→ To do
Write the records out again, precisely as they stand.

======== Task inputs

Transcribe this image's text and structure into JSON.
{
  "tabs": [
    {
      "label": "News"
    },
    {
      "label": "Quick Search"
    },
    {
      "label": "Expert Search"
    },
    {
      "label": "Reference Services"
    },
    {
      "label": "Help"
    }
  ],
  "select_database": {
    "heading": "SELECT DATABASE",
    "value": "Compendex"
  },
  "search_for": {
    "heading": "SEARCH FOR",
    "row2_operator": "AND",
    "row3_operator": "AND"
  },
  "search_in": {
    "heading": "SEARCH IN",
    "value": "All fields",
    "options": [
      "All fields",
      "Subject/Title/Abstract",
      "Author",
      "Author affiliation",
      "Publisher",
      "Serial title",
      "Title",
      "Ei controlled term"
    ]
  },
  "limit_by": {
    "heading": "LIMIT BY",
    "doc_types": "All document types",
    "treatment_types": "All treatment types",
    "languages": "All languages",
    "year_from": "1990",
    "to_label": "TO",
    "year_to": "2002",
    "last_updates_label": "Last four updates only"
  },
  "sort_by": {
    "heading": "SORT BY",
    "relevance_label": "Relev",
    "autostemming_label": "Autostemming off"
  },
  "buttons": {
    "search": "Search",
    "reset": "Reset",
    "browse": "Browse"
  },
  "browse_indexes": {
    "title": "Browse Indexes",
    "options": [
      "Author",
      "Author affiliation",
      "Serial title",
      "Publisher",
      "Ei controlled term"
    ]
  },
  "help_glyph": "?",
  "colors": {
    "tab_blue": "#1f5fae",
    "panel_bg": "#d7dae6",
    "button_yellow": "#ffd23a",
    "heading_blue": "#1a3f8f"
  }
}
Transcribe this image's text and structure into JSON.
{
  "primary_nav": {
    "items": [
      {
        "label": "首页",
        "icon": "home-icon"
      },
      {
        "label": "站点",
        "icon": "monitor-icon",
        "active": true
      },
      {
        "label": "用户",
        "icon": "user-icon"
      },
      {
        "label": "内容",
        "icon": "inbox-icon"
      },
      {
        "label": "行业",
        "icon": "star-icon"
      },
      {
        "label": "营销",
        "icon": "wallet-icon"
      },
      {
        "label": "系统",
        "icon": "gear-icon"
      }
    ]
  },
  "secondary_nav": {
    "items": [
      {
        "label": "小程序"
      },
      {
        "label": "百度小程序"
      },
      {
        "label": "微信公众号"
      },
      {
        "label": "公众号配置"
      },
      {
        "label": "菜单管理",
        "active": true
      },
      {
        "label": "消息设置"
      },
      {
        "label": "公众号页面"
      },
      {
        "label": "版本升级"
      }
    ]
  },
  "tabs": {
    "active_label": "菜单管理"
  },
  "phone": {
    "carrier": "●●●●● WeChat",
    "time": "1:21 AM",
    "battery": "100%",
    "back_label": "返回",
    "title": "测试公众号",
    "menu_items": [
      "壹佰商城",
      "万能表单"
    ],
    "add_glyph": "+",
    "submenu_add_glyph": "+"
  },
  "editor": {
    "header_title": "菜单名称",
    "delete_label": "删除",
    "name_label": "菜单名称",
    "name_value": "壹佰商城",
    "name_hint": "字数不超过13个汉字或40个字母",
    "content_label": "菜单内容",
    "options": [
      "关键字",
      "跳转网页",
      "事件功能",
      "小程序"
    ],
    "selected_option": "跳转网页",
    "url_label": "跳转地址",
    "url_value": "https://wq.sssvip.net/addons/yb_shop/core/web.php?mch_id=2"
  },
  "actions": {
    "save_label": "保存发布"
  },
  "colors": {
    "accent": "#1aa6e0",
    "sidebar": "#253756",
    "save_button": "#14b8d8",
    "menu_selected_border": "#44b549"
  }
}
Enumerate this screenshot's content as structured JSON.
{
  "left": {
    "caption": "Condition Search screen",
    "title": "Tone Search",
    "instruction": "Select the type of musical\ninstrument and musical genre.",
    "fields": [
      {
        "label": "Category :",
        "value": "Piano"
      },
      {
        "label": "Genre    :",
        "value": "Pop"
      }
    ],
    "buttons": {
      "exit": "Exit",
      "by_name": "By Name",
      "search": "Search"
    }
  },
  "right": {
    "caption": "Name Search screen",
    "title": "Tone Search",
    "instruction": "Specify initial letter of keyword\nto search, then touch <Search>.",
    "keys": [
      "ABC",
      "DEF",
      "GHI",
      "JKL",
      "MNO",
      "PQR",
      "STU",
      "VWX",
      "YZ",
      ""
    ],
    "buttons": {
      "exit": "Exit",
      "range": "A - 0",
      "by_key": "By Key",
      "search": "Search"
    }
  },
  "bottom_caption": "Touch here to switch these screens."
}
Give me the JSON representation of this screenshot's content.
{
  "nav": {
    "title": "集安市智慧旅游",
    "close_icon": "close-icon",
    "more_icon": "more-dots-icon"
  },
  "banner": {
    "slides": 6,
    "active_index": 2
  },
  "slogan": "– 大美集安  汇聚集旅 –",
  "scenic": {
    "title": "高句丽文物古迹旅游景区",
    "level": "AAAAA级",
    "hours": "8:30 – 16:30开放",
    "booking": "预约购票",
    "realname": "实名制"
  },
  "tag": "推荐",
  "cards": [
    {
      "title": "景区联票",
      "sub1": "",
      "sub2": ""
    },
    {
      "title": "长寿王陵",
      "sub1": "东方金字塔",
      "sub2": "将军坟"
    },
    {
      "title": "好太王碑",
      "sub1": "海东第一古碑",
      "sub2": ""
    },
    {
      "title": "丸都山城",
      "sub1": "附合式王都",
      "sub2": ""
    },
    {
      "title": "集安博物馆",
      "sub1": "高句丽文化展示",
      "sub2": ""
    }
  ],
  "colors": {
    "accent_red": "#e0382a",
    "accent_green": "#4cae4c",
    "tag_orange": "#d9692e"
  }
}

================

→ Finished answer
Transcribe this image's text and structure into JSON.
{
  "tabs": [
    {
      "label": "News"
    },
    {
      "label": "Quick Search"
    },
    {
      "label": "Expert Search"
    },
    {
      "label": "Reference Services"
    },
    {
      "label": "Help"
    }
  ],
  "select_database": {
    "heading": "SELECT DATABASE",
    "value": "Compendex"
  },
  "search_for": {
    "heading": "SEARCH FOR",
    "row2_operator": "AND",
    "row3_operator": "AND"
  },
  "search_in": {
    "heading": "SEARCH IN",
    "value": "All fields",
    "options": [
      "All fields",
      "Subject/Title/Abstract",
      "Author",
      "Author affiliation",
      "Publisher",
      "Serial title",
      "Title",
      "Ei controlled term"
    ]
  },
  "limit_by": {
    "heading": "LIMIT BY",
    "doc_types": "All document types",
    "treatment_types": "All treatment types",
    "languages": "All languages",
    "year_from": "1990",
    "to_label": "TO",
    "year_to": "2002",
    "last_updates_label": "Last four updates only"
  },
  "sort_by": {
    "heading": "SORT BY",
    "relevance_label": "Relev",
    "autostemming_label": "Autostemming off"
  },
  "buttons": {
    "search": "Search",
    "reset": "Reset",
    "browse": "Browse"
  },
  "browse_indexes": {
    "title": "Browse Indexes",
    "options": [
      "Author",
      "Author affiliation",
      "Serial title",
      "Publisher",
      "Ei controlled term"
    ]
  },
  "help_glyph": "?",
  "colors": {
    "tab_blue": "#1f5fae",
    "panel_bg": "#d7dae6",
    "button_yellow": "#ffd23a",
    "heading_blue": "#1a3f8f"
  }
}
Transcribe this image's text and structure into JSON.
{
  "primary_nav": {
    "items": [
      {
        "label": "首页",
        "icon": "home-icon"
      },
      {
        "label": "站点",
        "icon": "monitor-icon",
        "active": true
      },
      {
        "label": "用户",
        "icon": "user-icon"
      },
      {
        "label": "内容",
        "icon": "inbox-icon"
      },
      {
        "label": "行业",
        "icon": "star-icon"
      },
      {
        "label": "营销",
        "icon": "wallet-icon"
      },
      {
        "label": "系统",
        "icon": "gear-icon"
      }
    ]
  },
  "secondary_nav": {
    "items": [
      {
        "label": "小程序"
      },
      {
        "label": "百度小程序"
      },
      {
        "label": "微信公众号"
      },
      {
        "label": "公众号配置"
      },
      {
        "label": "菜单管理",
        "active": true
      },
      {
        "label": "消息设置"
      },
      {
        "label": "公众号页面"
      },
      {
        "label": "版本升级"
      }
    ]
  },
  "tabs": {
    "active_label": "菜单管理"
  },
  "phone": {
    "carrier": "●●●●● WeChat",
    "time": "1:21 AM",
    "battery": "100%",
    "back_label": "返回",
    "title": "测试公众号",
    "menu_items": [
      "壹佰商城",
      "万能表单"
    ],
    "add_glyph": "+",
    "submenu_add_glyph": "+"
  },
  "editor": {
    "header_title": "菜单名称",
    "delete_label": "删除",
    "name_label": "菜单名称",
    "name_value": "壹佰商城",
    "name_hint": "字数不超过13个汉字或40个字母",
    "content_label": "菜单内容",
    "options": [
      "关键字",
      "跳转网页",
      "事件功能",
      "小程序"
    ],
    "selected_option": "跳转网页",
    "url_label": "跳转地址",
    "url_value": "https://wq.sssvip.net/addons/yb_shop/core/web.php?mch_id=2"
  },
  "actions": {
    "save_label": "保存发布"
  },
  "colors": {
    "accent": "#1aa6e0",
    "sidebar": "#253756",
    "save_button": "#14b8d8",
    "menu_selected_border": "#44b549"
  }
}
Enumerate this screenshot's content as structured JSON.
{
  "left": {
    "caption": "Condition Search screen",
    "title": "Tone Search",
    "instruction": "Select the type of musical\ninstrument and musical genre.",
    "fields": [
      {
        "label": "Category :",
        "value": "Piano"
      },
      {
        "label": "Genre    :",
        "value": "Pop"
      }
    ],
    "buttons": {
      "exit": "Exit",
      "by_name": "By Name",
      "search": "Search"
    }
  },
  "right": {
    "caption": "Name Search screen",
    "title": "Tone Search",
    "instruction": "Specify initial letter of keyword\nto search, then touch <Search>.",
    "keys": [
      "ABC",
      "DEF",
      "GHI",
      "JKL",
      "MNO",
      "PQR",
      "STU",
      "VWX",
      "YZ",
      ""
    ],
    "buttons": {
      "exit": "Exit",
      "range": "A - 0",
      "by_key": "By Key",
      "search": "Search"
    }
  },
  "bottom_caption": "Touch here to switch these screens."
}
Give me the JSON representation of this screenshot's content.
{
  "nav": {
    "title": "集安市智慧旅游",
    "close_icon": "close-icon",
    "more_icon": "more-dots-icon"
  },
  "banner": {
    "slides": 6,
    "active_index": 2
  },
  "slogan": "– 大美集安  汇聚集旅 –",
  "scenic": {
    "title": "高句丽文物古迹旅游景区",
    "level": "AAAAA级",
    "hours": "8:30 – 16:30开放",
    "booking": "预约购票",
    "realname": "实名制"
  },
  "tag": "推荐",
  "cards": [
    {
      "title": "景区联票",
      "sub1": "",
      "sub2": ""
    },
    {
      "title": "长寿王陵",
      "sub1": "东方金字塔",
      "sub2": "将军坟"
    },
    {
      "title": "好太王碑",
      "sub1": "海东第一古碑",
      "sub2": ""
    },
    {
      "title": "丸都山城",
      "sub1": "附合式王都",
      "sub2": ""
    },
    {
      "title": "集安博物馆",
      "sub1": "高句丽文化展示",
      "sub2": ""
    }
  ],
  "colors": {
    "accent_red": "#e0382a",
    "accent_green": "#4cae4c",
    "tag_orange": "#d9692e"
  }
}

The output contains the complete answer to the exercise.